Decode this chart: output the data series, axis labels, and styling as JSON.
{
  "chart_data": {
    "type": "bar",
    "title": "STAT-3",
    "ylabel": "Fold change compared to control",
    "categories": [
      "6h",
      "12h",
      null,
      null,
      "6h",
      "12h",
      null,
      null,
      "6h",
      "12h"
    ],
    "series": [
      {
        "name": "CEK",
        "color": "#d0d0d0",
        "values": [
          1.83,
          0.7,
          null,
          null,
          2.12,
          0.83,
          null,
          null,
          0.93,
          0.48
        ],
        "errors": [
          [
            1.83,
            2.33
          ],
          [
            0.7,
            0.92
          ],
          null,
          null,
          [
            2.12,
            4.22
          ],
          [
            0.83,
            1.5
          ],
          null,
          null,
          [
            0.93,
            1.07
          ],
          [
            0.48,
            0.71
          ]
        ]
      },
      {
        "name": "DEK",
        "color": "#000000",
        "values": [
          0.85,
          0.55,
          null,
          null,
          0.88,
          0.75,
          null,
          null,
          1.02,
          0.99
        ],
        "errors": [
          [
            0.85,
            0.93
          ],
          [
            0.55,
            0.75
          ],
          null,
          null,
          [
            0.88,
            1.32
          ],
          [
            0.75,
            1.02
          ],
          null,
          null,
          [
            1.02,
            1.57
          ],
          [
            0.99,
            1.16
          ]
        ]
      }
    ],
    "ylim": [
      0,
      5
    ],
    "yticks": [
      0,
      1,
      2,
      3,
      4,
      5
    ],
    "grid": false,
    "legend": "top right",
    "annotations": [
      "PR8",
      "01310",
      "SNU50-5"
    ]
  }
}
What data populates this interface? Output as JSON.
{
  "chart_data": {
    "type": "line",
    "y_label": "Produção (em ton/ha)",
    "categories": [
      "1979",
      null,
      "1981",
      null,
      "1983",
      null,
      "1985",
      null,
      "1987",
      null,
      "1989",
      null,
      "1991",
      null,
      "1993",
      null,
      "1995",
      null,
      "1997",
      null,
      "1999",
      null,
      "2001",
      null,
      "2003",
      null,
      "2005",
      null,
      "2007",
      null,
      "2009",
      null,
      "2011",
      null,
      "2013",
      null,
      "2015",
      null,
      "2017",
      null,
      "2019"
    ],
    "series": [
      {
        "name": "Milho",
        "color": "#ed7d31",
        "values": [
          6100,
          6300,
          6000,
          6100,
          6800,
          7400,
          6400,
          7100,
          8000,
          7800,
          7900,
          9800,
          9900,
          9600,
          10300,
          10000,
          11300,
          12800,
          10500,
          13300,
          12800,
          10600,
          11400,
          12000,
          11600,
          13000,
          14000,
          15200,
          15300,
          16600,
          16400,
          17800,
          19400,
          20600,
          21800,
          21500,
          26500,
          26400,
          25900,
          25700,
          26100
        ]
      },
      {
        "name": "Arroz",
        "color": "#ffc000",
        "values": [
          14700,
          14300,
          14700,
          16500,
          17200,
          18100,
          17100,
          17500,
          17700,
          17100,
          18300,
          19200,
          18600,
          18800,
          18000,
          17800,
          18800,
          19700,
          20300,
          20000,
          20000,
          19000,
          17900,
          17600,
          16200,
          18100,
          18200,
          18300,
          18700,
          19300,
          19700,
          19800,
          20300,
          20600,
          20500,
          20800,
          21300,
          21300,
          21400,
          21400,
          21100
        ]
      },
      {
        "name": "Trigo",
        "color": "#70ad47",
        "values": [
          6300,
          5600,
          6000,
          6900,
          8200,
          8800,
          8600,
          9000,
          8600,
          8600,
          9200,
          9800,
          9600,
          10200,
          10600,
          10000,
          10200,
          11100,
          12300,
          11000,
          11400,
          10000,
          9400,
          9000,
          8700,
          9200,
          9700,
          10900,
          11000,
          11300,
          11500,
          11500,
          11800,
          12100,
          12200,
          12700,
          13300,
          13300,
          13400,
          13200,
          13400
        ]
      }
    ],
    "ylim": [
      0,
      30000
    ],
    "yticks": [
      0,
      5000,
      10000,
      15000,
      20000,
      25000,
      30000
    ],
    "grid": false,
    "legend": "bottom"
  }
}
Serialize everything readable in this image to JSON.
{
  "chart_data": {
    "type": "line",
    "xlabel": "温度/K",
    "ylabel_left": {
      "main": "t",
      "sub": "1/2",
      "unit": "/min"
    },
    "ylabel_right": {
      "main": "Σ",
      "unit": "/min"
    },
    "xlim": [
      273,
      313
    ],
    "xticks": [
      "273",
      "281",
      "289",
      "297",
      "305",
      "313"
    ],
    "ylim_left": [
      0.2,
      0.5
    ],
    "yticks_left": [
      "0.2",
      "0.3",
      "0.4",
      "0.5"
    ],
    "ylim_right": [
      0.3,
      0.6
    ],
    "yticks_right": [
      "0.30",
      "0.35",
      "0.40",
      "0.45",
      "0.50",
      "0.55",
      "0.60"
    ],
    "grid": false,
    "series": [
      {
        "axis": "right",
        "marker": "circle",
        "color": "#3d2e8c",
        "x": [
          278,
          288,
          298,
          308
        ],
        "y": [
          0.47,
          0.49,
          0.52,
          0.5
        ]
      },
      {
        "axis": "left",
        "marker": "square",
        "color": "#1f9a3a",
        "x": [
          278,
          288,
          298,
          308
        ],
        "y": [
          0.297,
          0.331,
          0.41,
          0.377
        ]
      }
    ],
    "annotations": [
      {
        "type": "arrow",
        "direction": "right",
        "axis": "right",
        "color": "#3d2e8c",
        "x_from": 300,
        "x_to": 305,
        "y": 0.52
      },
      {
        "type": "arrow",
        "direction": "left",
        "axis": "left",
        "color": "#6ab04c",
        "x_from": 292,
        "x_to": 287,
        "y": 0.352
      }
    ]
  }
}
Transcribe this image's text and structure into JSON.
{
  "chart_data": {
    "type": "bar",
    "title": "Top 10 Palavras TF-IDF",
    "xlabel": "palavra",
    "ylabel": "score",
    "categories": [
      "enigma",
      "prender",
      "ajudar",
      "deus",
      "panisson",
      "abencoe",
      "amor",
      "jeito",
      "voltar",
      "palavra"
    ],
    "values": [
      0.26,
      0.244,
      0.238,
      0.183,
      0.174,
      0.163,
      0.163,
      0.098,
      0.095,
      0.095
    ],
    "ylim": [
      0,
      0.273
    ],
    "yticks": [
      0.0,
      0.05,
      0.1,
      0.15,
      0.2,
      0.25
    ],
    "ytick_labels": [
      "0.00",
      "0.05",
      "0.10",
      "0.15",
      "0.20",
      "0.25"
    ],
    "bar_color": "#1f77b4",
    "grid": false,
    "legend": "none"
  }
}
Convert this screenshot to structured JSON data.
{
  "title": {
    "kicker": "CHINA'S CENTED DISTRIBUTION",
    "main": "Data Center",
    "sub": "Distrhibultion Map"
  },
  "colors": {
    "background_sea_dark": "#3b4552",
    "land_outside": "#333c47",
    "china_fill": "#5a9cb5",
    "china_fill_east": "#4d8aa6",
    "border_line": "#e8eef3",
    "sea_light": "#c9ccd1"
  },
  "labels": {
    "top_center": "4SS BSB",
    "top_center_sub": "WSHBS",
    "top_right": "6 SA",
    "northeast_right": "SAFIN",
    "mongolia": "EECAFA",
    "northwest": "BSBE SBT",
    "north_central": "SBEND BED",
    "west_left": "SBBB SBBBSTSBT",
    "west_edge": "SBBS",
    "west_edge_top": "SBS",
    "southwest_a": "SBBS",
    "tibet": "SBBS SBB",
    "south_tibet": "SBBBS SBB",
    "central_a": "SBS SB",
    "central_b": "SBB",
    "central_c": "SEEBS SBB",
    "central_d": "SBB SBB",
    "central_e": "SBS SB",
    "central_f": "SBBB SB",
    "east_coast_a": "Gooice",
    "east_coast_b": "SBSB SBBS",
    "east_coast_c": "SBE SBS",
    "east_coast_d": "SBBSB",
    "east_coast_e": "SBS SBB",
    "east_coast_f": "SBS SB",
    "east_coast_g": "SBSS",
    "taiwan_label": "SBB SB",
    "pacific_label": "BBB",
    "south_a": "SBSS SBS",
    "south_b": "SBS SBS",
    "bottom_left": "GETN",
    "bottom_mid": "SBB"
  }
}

What you have to do ▸ Gather each line in these records that contains the string "this".

Right answer ▸
Decode this chart: output the data series, axis labels, and styling as JSON.
What data populates this interface? Output as JSON.
Serialize everything readable in this image to JSON.
Transcribe this image's text and structure into JSON.
Convert this screenshot to structured JSON data.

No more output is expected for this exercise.